AIM OF THE EXERCISE:
Reproduce every stored dataset item below line for line without any change, and leave the pictures out.

Stored dataset items:
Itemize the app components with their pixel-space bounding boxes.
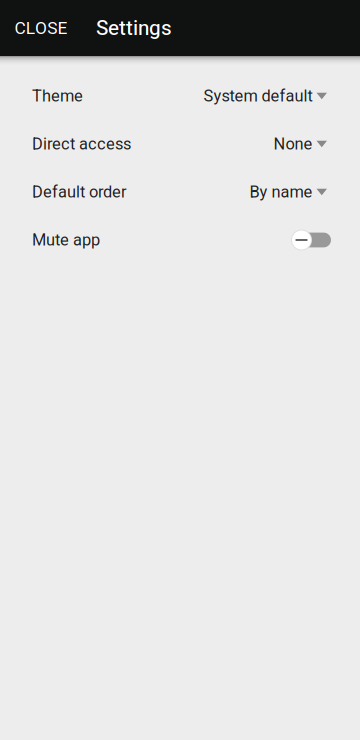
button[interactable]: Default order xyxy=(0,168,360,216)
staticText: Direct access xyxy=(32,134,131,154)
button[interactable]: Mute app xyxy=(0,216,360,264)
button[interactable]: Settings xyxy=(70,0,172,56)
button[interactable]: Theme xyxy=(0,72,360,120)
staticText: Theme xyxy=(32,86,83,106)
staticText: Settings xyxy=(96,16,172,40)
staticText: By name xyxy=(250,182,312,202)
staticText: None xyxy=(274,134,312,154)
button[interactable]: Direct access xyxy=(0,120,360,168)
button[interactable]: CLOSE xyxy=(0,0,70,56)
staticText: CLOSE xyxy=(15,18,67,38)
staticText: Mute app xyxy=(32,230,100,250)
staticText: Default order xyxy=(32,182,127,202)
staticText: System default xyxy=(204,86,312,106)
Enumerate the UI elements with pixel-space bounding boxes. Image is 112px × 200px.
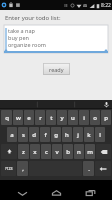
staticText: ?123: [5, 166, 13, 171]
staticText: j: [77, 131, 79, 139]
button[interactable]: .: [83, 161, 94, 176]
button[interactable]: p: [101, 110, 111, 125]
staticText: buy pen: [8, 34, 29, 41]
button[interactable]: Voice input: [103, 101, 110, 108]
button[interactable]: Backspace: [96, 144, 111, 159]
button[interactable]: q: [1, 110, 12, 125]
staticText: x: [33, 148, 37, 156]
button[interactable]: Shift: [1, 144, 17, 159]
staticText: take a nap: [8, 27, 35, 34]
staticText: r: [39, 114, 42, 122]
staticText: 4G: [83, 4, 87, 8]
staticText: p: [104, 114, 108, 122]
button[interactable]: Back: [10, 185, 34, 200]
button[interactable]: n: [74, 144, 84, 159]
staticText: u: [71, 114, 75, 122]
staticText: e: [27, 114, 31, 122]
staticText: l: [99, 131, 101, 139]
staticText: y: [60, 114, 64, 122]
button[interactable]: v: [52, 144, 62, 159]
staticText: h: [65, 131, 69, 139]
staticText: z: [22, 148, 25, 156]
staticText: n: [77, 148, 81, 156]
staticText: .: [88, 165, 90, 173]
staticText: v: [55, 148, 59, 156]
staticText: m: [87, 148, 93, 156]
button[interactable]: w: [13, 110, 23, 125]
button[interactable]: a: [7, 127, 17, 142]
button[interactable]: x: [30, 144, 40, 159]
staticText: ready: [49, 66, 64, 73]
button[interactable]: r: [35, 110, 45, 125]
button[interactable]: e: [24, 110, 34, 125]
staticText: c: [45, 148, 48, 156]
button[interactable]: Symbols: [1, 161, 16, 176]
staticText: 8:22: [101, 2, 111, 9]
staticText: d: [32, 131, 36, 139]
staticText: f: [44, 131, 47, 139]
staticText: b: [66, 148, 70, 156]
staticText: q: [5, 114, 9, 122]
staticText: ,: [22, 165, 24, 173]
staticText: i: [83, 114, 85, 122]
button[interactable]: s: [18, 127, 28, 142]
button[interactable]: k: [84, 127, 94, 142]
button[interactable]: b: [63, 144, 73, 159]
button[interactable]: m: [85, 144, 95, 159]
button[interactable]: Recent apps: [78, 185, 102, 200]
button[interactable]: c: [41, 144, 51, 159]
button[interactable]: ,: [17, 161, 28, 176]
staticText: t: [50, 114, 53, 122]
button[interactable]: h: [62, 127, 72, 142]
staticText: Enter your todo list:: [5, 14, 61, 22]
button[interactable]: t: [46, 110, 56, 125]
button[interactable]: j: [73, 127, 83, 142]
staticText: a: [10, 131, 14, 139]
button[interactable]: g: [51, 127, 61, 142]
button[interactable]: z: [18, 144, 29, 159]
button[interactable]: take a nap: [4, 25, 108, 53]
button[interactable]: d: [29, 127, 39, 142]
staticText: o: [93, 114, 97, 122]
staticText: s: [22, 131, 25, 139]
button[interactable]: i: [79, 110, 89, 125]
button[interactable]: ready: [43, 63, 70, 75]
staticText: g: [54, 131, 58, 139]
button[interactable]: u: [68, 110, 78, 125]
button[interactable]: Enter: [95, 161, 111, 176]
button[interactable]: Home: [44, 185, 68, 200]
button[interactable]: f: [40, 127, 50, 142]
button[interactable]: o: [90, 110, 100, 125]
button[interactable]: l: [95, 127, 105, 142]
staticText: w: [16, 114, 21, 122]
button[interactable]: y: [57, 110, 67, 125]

RESULT OF THE TASK:
Itemize the app components with their pixel-space bounding boxes.
button[interactable]: Default order xyxy=(0,168,360,216)
staticText: Direct access xyxy=(32,134,131,154)
button[interactable]: Mute app xyxy=(0,216,360,264)
button[interactable]: Settings xyxy=(70,0,172,56)
button[interactable]: Theme xyxy=(0,72,360,120)
staticText: Theme xyxy=(32,86,83,106)
staticText: Settings xyxy=(96,16,172,40)
staticText: By name xyxy=(250,182,312,202)
staticText: None xyxy=(274,134,312,154)
button[interactable]: Direct access xyxy=(0,120,360,168)
button[interactable]: CLOSE xyxy=(0,0,70,56)
staticText: CLOSE xyxy=(15,18,67,38)
staticText: Mute app xyxy=(32,230,100,250)
staticText: Default order xyxy=(32,182,127,202)
staticText: System default xyxy=(204,86,312,106)
Enumerate the UI elements with pixel-space bounding boxes. Image is 112px × 200px.
staticText: ?123: [5, 166, 13, 171]
staticText: j: [77, 131, 79, 139]
button[interactable]: .: [83, 161, 94, 176]
button[interactable]: p: [101, 110, 111, 125]
staticText: buy pen: [8, 34, 29, 41]
button[interactable]: Voice input: [103, 101, 110, 108]
button[interactable]: Backspace: [96, 144, 111, 159]
button[interactable]: q: [1, 110, 12, 125]
staticText: x: [33, 148, 37, 156]
button[interactable]: Shift: [1, 144, 17, 159]
staticText: take a nap: [8, 27, 35, 34]
staticText: r: [39, 114, 42, 122]
staticText: 4G: [83, 4, 87, 8]
staticText: p: [104, 114, 108, 122]
button[interactable]: Back: [10, 185, 34, 200]
button[interactable]: n: [74, 144, 84, 159]
staticText: u: [71, 114, 75, 122]
staticText: e: [27, 114, 31, 122]
staticText: l: [99, 131, 101, 139]
staticText: y: [60, 114, 64, 122]
button[interactable]: v: [52, 144, 62, 159]
staticText: h: [65, 131, 69, 139]
staticText: z: [22, 148, 25, 156]
staticText: n: [77, 148, 81, 156]
staticText: .: [88, 165, 90, 173]
staticText: v: [55, 148, 59, 156]
staticText: m: [87, 148, 93, 156]
button[interactable]: w: [13, 110, 23, 125]
button[interactable]: a: [7, 127, 17, 142]
button[interactable]: x: [30, 144, 40, 159]
staticText: ready: [49, 66, 64, 73]
button[interactable]: r: [35, 110, 45, 125]
button[interactable]: e: [24, 110, 34, 125]
staticText: c: [45, 148, 48, 156]
button[interactable]: Symbols: [1, 161, 16, 176]
staticText: 8:22: [101, 2, 111, 9]
staticText: d: [32, 131, 36, 139]
staticText: f: [44, 131, 47, 139]
staticText: b: [66, 148, 70, 156]
staticText: q: [5, 114, 9, 122]
staticText: ,: [22, 165, 24, 173]
staticText: i: [83, 114, 85, 122]
button[interactable]: s: [18, 127, 28, 142]
button[interactable]: k: [84, 127, 94, 142]
button[interactable]: b: [63, 144, 73, 159]
button[interactable]: m: [85, 144, 95, 159]
button[interactable]: Recent apps: [78, 185, 102, 200]
button[interactable]: c: [41, 144, 51, 159]
button[interactable]: ,: [17, 161, 28, 176]
staticText: t: [50, 114, 53, 122]
button[interactable]: h: [62, 127, 72, 142]
staticText: Enter your todo list:: [5, 14, 61, 22]
button[interactable]: t: [46, 110, 56, 125]
button[interactable]: j: [73, 127, 83, 142]
staticText: a: [10, 131, 14, 139]
button[interactable]: g: [51, 127, 61, 142]
button[interactable]: z: [18, 144, 29, 159]
button[interactable]: take a nap: [4, 25, 108, 53]
button[interactable]: d: [29, 127, 39, 142]
staticText: o: [93, 114, 97, 122]
staticText: s: [22, 131, 25, 139]
button[interactable]: i: [79, 110, 89, 125]
button[interactable]: ready: [43, 63, 70, 75]
staticText: g: [54, 131, 58, 139]
button[interactable]: u: [68, 110, 78, 125]
button[interactable]: Enter: [95, 161, 111, 176]
button[interactable]: Home: [44, 185, 68, 200]
button[interactable]: f: [40, 127, 50, 142]
button[interactable]: o: [90, 110, 100, 125]
button[interactable]: l: [95, 127, 105, 142]
staticText: w: [16, 114, 21, 122]
button[interactable]: y: [57, 110, 67, 125]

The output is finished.